§ Dataset extract:
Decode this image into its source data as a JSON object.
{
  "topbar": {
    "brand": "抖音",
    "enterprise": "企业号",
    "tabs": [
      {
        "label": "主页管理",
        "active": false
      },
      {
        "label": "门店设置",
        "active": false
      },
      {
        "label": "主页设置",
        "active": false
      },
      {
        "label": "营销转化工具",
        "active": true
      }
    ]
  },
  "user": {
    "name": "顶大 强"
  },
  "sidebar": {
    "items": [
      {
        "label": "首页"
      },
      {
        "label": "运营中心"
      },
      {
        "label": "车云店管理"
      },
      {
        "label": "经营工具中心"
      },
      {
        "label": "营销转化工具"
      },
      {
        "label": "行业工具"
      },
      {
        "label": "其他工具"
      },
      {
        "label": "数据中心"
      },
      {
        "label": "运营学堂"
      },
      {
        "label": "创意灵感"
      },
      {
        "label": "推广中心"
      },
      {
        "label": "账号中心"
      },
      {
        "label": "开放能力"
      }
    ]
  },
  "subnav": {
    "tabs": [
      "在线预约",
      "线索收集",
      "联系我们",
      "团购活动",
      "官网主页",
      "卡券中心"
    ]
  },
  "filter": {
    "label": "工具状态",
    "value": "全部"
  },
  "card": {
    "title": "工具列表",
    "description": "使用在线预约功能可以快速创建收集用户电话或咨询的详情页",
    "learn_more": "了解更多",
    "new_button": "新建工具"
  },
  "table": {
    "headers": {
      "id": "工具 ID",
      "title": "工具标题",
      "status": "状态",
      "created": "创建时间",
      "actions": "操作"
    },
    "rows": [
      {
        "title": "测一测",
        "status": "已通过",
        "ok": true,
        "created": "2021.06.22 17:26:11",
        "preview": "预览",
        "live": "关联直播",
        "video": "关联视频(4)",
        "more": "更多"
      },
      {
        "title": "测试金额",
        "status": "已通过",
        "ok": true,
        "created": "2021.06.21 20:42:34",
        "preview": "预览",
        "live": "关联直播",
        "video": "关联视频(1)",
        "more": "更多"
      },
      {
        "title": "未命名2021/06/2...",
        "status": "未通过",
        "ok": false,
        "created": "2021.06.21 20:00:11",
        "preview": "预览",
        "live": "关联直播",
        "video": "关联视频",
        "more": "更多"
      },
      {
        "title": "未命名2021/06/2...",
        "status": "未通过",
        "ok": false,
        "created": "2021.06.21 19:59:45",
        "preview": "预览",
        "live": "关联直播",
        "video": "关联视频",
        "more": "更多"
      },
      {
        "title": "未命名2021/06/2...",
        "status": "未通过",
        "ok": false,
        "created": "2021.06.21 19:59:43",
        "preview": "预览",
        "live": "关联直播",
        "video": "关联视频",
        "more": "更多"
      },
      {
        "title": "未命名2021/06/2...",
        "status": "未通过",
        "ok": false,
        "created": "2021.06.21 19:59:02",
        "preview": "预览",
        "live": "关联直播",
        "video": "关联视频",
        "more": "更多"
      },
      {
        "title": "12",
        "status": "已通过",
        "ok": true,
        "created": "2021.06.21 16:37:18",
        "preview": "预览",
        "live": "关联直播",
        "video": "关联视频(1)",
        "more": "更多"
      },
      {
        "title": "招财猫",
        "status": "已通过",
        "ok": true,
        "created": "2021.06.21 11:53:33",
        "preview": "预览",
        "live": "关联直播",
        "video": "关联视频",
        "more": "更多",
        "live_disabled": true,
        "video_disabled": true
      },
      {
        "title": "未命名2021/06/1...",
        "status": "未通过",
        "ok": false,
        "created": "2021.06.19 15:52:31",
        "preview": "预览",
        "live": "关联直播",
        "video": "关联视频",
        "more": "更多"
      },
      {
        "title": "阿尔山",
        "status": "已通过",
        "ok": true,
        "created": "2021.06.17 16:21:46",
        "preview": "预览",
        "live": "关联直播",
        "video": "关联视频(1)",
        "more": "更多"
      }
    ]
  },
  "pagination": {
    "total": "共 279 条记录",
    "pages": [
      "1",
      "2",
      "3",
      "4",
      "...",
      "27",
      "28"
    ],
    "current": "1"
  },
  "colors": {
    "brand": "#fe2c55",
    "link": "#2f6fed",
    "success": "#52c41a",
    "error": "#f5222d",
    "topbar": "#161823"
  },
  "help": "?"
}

§ Problem statement:
Copy down the material exactly as written.

§ Response to this task:
Decode this image into its source data as a JSON object.
{
  "topbar": {
    "brand": "抖音",
    "enterprise": "企业号",
    "tabs": [
      {
        "label": "主页管理",
        "active": false
      },
      {
        "label": "门店设置",
        "active": false
      },
      {
        "label": "主页设置",
        "active": false
      },
      {
        "label": "营销转化工具",
        "active": true
      }
    ]
  },
  "user": {
    "name": "顶大 强"
  },
  "sidebar": {
    "items": [
      {
        "label": "首页"
      },
      {
        "label": "运营中心"
      },
      {
        "label": "车云店管理"
      },
      {
        "label": "经营工具中心"
      },
      {
        "label": "营销转化工具"
      },
      {
        "label": "行业工具"
      },
      {
        "label": "其他工具"
      },
      {
        "label": "数据中心"
      },
      {
        "label": "运营学堂"
      },
      {
        "label": "创意灵感"
      },
      {
        "label": "推广中心"
      },
      {
        "label": "账号中心"
      },
      {
        "label": "开放能力"
      }
    ]
  },
  "subnav": {
    "tabs": [
      "在线预约",
      "线索收集",
      "联系我们",
      "团购活动",
      "官网主页",
      "卡券中心"
    ]
  },
  "filter": {
    "label": "工具状态",
    "value": "全部"
  },
  "card": {
    "title": "工具列表",
    "description": "使用在线预约功能可以快速创建收集用户电话或咨询的详情页",
    "learn_more": "了解更多",
    "new_button": "新建工具"
  },
  "table": {
    "headers": {
      "id": "工具 ID",
      "title": "工具标题",
      "status": "状态",
      "created": "创建时间",
      "actions": "操作"
    },
    "rows": [
      {
        "title": "测一测",
        "status": "已通过",
        "ok": true,
        "created": "2021.06.22 17:26:11",
        "preview": "预览",
        "live": "关联直播",
        "video": "关联视频(4)",
        "more": "更多"
      },
      {
        "title": "测试金额",
        "status": "已通过",
        "ok": true,
        "created": "2021.06.21 20:42:34",
        "preview": "预览",
        "live": "关联直播",
        "video": "关联视频(1)",
        "more": "更多"
      },
      {
        "title": "未命名2021/06/2...",
        "status": "未通过",
        "ok": false,
        "created": "2021.06.21 20:00:11",
        "preview": "预览",
        "live": "关联直播",
        "video": "关联视频",
        "more": "更多"
      },
      {
        "title": "未命名2021/06/2...",
        "status": "未通过",
        "ok": false,
        "created": "2021.06.21 19:59:45",
        "preview": "预览",
        "live": "关联直播",
        "video": "关联视频",
        "more": "更多"
      },
      {
        "title": "未命名2021/06/2...",
        "status": "未通过",
        "ok": false,
        "created": "2021.06.21 19:59:43",
        "preview": "预览",
        "live": "关联直播",
        "video": "关联视频",
        "more": "更多"
      },
      {
        "title": "未命名2021/06/2...",
        "status": "未通过",
        "ok": false,
        "created": "2021.06.21 19:59:02",
        "preview": "预览",
        "live": "关联直播",
        "video": "关联视频",
        "more": "更多"
      },
      {
        "title": "12",
        "status": "已通过",
        "ok": true,
        "created": "2021.06.21 16:37:18",
        "preview": "预览",
        "live": "关联直播",
        "video": "关联视频(1)",
        "more": "更多"
      },
      {
        "title": "招财猫",
        "status": "已通过",
        "ok": true,
        "created": "2021.06.21 11:53:33",
        "preview": "预览",
        "live": "关联直播",
        "video": "关联视频",
        "more": "更多",
        "live_disabled": true,
        "video_disabled": true
      },
      {
        "title": "未命名2021/06/1...",
        "status": "未通过",
        "ok": false,
        "created": "2021.06.19 15:52:31",
        "preview": "预览",
        "live": "关联直播",
        "video": "关联视频",
        "more": "更多"
      },
      {
        "title": "阿尔山",
        "status": "已通过",
        "ok": true,
        "created": "2021.06.17 16:21:46",
        "preview": "预览",
        "live": "关联直播",
        "video": "关联视频(1)",
        "more": "更多"
      }
    ]
  },
  "pagination": {
    "total": "共 279 条记录",
    "pages": [
      "1",
      "2",
      "3",
      "4",
      "...",
      "27",
      "28"
    ],
    "current": "1"
  },
  "colors": {
    "brand": "#fe2c55",
    "link": "#2f6fed",
    "success": "#52c41a",
    "error": "#f5222d",
    "topbar": "#161823"
  },
  "help": "?"
}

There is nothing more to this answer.